▶ **GIVEN TASK**
Find each line holding "actual" and copy it out.

▶ **TASK DATA**
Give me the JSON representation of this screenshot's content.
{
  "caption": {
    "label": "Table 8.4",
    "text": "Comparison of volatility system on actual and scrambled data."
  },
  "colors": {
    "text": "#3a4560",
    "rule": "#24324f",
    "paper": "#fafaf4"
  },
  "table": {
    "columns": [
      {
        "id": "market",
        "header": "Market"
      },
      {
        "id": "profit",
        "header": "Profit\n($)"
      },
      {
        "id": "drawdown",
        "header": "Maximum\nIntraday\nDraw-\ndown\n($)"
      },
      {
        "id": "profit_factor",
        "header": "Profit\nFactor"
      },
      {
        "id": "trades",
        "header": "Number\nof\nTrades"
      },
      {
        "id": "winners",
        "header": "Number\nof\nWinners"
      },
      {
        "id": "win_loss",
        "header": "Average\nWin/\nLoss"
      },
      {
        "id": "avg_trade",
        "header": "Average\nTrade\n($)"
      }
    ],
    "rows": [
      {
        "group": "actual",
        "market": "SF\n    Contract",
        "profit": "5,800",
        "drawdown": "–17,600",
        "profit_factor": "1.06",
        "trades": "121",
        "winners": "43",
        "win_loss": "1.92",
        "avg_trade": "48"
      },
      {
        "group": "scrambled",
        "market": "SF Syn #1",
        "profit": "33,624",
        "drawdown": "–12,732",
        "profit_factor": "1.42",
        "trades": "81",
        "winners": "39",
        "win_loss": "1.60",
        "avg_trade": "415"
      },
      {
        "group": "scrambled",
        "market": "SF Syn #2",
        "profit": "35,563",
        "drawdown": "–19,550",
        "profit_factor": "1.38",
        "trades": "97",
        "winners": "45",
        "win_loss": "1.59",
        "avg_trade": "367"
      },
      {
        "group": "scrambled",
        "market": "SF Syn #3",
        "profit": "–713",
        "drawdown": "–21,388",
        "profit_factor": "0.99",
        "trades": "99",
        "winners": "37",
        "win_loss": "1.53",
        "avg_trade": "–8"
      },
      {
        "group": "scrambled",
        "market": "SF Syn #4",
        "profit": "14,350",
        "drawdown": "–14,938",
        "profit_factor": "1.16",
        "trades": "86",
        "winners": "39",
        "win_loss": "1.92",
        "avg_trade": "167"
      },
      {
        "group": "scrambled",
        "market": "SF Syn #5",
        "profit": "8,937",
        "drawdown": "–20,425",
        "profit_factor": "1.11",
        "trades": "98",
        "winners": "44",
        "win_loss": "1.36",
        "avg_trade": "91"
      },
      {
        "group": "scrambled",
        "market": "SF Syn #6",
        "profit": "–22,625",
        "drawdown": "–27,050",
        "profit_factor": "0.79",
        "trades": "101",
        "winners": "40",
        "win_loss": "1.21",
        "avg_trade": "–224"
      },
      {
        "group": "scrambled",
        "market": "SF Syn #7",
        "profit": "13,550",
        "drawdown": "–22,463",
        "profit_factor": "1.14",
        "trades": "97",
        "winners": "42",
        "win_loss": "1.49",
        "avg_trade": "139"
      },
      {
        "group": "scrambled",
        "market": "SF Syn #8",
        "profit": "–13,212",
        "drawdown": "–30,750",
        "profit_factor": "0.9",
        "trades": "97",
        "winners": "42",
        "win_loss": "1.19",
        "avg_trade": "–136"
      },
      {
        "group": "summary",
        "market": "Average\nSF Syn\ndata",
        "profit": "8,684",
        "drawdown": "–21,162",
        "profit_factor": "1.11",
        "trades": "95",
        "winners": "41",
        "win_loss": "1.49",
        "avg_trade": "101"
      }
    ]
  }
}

▶ **RESULT OF THE TASK**
    "text": "Comparison of volatility system on actual and scrambled data."
        "group": "actual",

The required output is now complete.